Entries from a dataset

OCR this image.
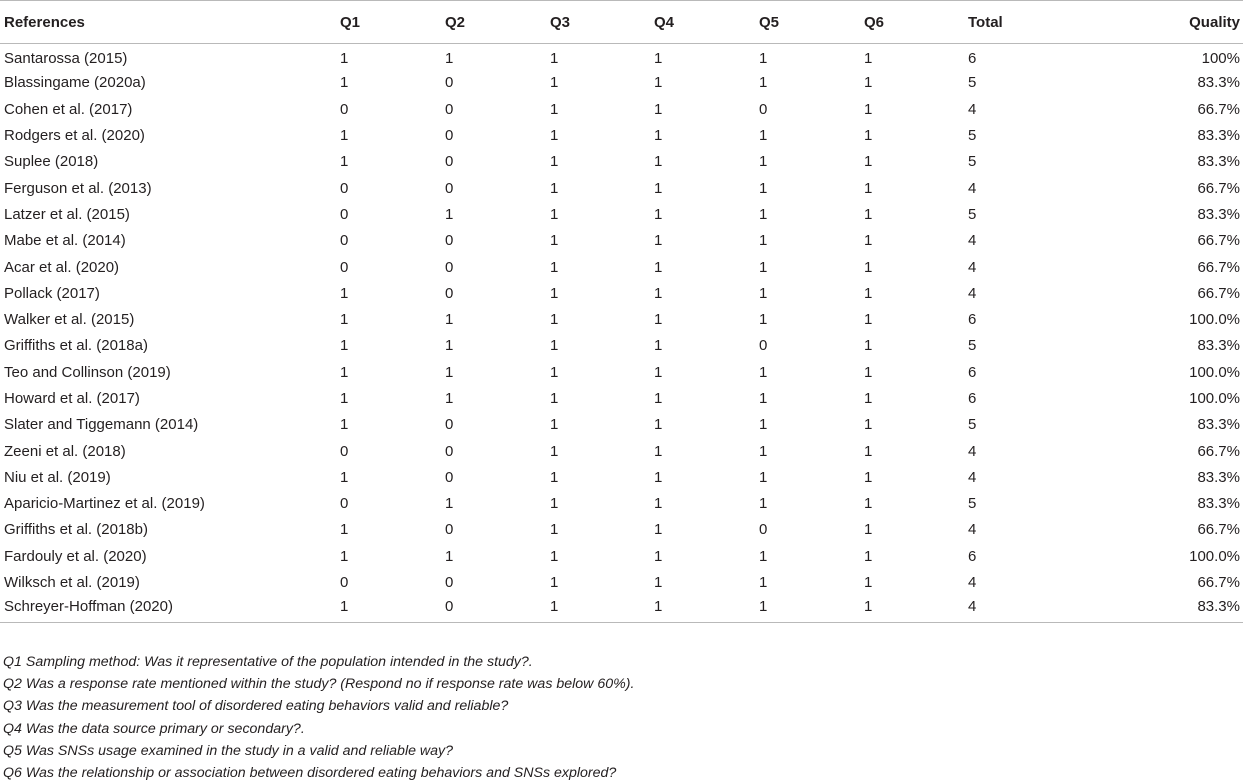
References	Q1	Q2	Q3	Q4	Q5	Q6	Total	Quality
Santarossa (2015)	1	1	1	1	1	1	6	100%
Blassingame (2020a)	1	0	1	1	1	1	5	83.3%
Cohen et al. (2017)	0	0	1	1	0	1	4	66.7%
Rodgers et al. (2020)	1	0	1	1	1	1	5	83.3%
Suplee (2018)	1	0	1	1	1	1	5	83.3%
Ferguson et al. (2013)	0	0	1	1	1	1	4	66.7%
Latzer et al. (2015)	0	1	1	1	1	1	5	83.3%
Mabe et al. (2014)	0	0	1	1	1	1	4	66.7%
Acar et al. (2020)	0	0	1	1	1	1	4	66.7%
Pollack (2017)	1	0	1	1	1	1	4	66.7%
Walker et al. (2015)	1	1	1	1	1	1	6	100.0%
Griffiths et al. (2018a)	1	1	1	1	0	1	5	83.3%
Teo and Collinson (2019)	1	1	1	1	1	1	6	100.0%
Howard et al. (2017)	1	1	1	1	1	1	6	100.0%
Slater and Tiggemann (2014)	1	0	1	1	1	1	5	83.3%
Zeeni et al. (2018)	0	0	1	1	1	1	4	66.7%
Niu et al. (2019)	1	0	1	1	1	1	4	83.3%
Aparicio-Martinez et al. (2019)	0	1	1	1	1	1	5	83.3%
Griffiths et al. (2018b)	1	0	1	1	0	1	4	66.7%
Fardouly et al. (2020)	1	1	1	1	1	1	6	100.0%
Wilksch et al. (2019)	0	0	1	1	1	1	4	66.7%
Schreyer-Hoffman (2020)	1	0	1	1	1	1	4	83.3%
Q1 Sampling method: Was it representative of the population intended in the study?.
Q2 Was a response rate mentioned within the study? (Respond no if response rate was below 60%).
Q3 Was the measurement tool of disordered eating behaviors valid and reliable?
Q4 Was the data source primary or secondary?.
Q5 Was SNSs usage examined in the study in a valid and reliable way?
Q6 Was the relationship or association between disordered eating behaviors and SNSs explored?
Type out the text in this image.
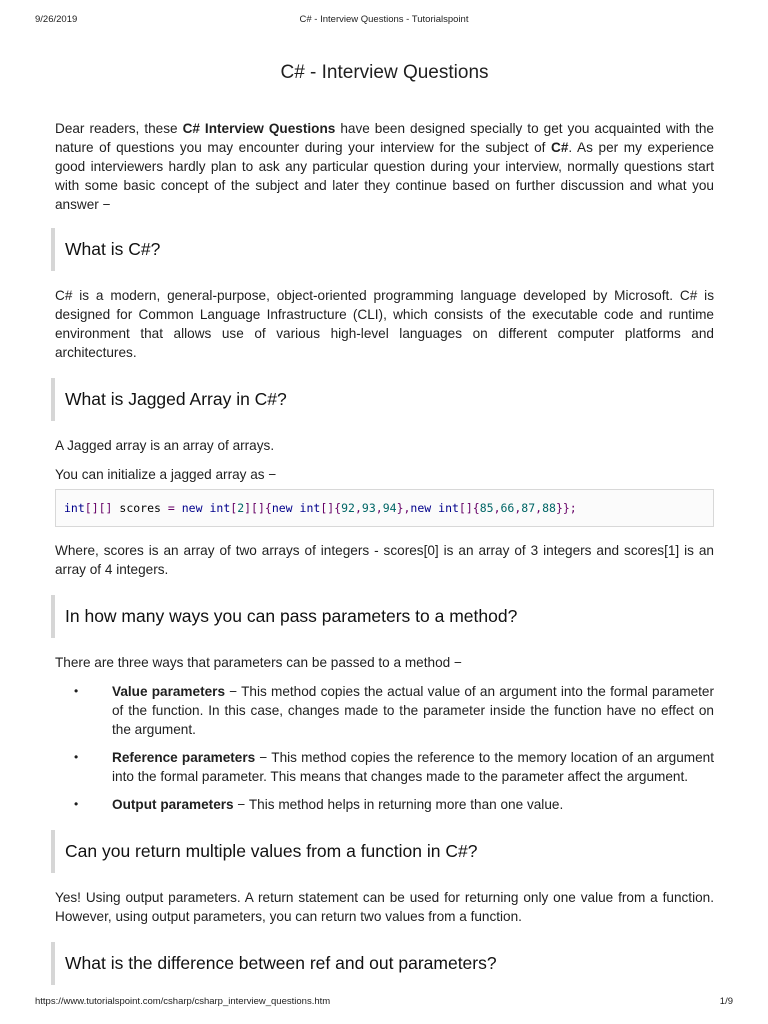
9/26/2019	C# - Interview Questions - Tutorialspoint
C# - Interview Questions

Dear readers, these C# Interview Questions have been designed specially to get you acquainted with the nature of questions you may encounter during your interview for the subject of C#. As per my experience good interviewers hardly plan to ask any particular question during your interview, normally questions start with some basic concept of the subject and later they continue based on further discussion and what you answer −

What is C#?

C# is a modern, general-purpose, object-oriented programming language developed by Microsoft. C# is designed for Common Language Infrastructure (CLI), which consists of the executable code and runtime environment that allows use of various high-level languages on different computer platforms and architectures.

What is Jagged Array in C#?

A Jagged array is an array of arrays.

You can initialize a jagged array as −

int[][] scores = new int[2][]{new int[]{92,93,94},new int[]{85,66,87,88}};

Where, scores is an array of two arrays of integers - scores[0] is an array of 3 integers and scores[1] is an array of 4 integers.

In how many ways you can pass parameters to a method?

There are three ways that parameters can be passed to a method −

• Value parameters − This method copies the actual value of an argument into the formal parameter of the function. In this case, changes made to the parameter inside the function have no effect on the argument.
• Reference parameters − This method copies the reference to the memory location of an argument into the formal parameter. This means that changes made to the parameter affect the argument.
• Output parameters − This method helps in returning more than one value.
Can you return multiple values from a function in C#?

Yes! Using output parameters. A return statement can be used for returning only one value from a function. However, using output parameters, you can return two values from a function.

What is the difference between ref and out parameters?
https://www.tutorialspoint.com/csharp/csharp_interview_questions.htm	1/9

### The exercise
Write every entry out again exactly, dropping the pictures.

### Expected output
OCR this image.
References	Q1	Q2	Q3	Q4	Q5	Q6	Total	Quality
Santarossa (2015)	1	1	1	1	1	1	6	100%
Blassingame (2020a)	1	0	1	1	1	1	5	83.3%
Cohen et al. (2017)	0	0	1	1	0	1	4	66.7%
Rodgers et al. (2020)	1	0	1	1	1	1	5	83.3%
Suplee (2018)	1	0	1	1	1	1	5	83.3%
Ferguson et al. (2013)	0	0	1	1	1	1	4	66.7%
Latzer et al. (2015)	0	1	1	1	1	1	5	83.3%
Mabe et al. (2014)	0	0	1	1	1	1	4	66.7%
Acar et al. (2020)	0	0	1	1	1	1	4	66.7%
Pollack (2017)	1	0	1	1	1	1	4	66.7%
Walker et al. (2015)	1	1	1	1	1	1	6	100.0%
Griffiths et al. (2018a)	1	1	1	1	0	1	5	83.3%
Teo and Collinson (2019)	1	1	1	1	1	1	6	100.0%
Howard et al. (2017)	1	1	1	1	1	1	6	100.0%
Slater and Tiggemann (2014)	1	0	1	1	1	1	5	83.3%
Zeeni et al. (2018)	0	0	1	1	1	1	4	66.7%
Niu et al. (2019)	1	0	1	1	1	1	4	83.3%
Aparicio-Martinez et al. (2019)	0	1	1	1	1	1	5	83.3%
Griffiths et al. (2018b)	1	0	1	1	0	1	4	66.7%
Fardouly et al. (2020)	1	1	1	1	1	1	6	100.0%
Wilksch et al. (2019)	0	0	1	1	1	1	4	66.7%
Schreyer-Hoffman (2020)	1	0	1	1	1	1	4	83.3%
Q1 Sampling method: Was it representative of the population intended in the study?.
Q2 Was a response rate mentioned within the study? (Respond no if response rate was below 60%).
Q3 Was the measurement tool of disordered eating behaviors valid and reliable?
Q4 Was the data source primary or secondary?.
Q5 Was SNSs usage examined in the study in a valid and reliable way?
Q6 Was the relationship or association between disordered eating behaviors and SNSs explored?
Type out the text in this image.
9/26/2019	C# - Interview Questions - Tutorialspoint
C# - Interview Questions

Dear readers, these C# Interview Questions have been designed specially to get you acquainted with the nature of questions you may encounter during your interview for the subject of C#. As per my experience good interviewers hardly plan to ask any particular question during your interview, normally questions start with some basic concept of the subject and later they continue based on further discussion and what you answer −

What is C#?

C# is a modern, general-purpose, object-oriented programming language developed by Microsoft. C# is designed for Common Language Infrastructure (CLI), which consists of the executable code and runtime environment that allows use of various high-level languages on different computer platforms and architectures.

What is Jagged Array in C#?

A Jagged array is an array of arrays.

You can initialize a jagged array as −

int[][] scores = new int[2][]{new int[]{92,93,94},new int[]{85,66,87,88}};

Where, scores is an array of two arrays of integers - scores[0] is an array of 3 integers and scores[1] is an array of 4 integers.

In how many ways you can pass parameters to a method?

There are three ways that parameters can be passed to a method −

• Value parameters − This method copies the actual value of an argument into the formal parameter of the function. In this case, changes made to the parameter inside the function have no effect on the argument.
• Reference parameters − This method copies the reference to the memory location of an argument into the formal parameter. This means that changes made to the parameter affect the argument.
• Output parameters − This method helps in returning more than one value.
Can you return multiple values from a function in C#?

Yes! Using output parameters. A return statement can be used for returning only one value from a function. However, using output parameters, you can return two values from a function.

What is the difference between ref and out parameters?
https://www.tutorialspoint.com/csharp/csharp_interview_questions.htm	1/9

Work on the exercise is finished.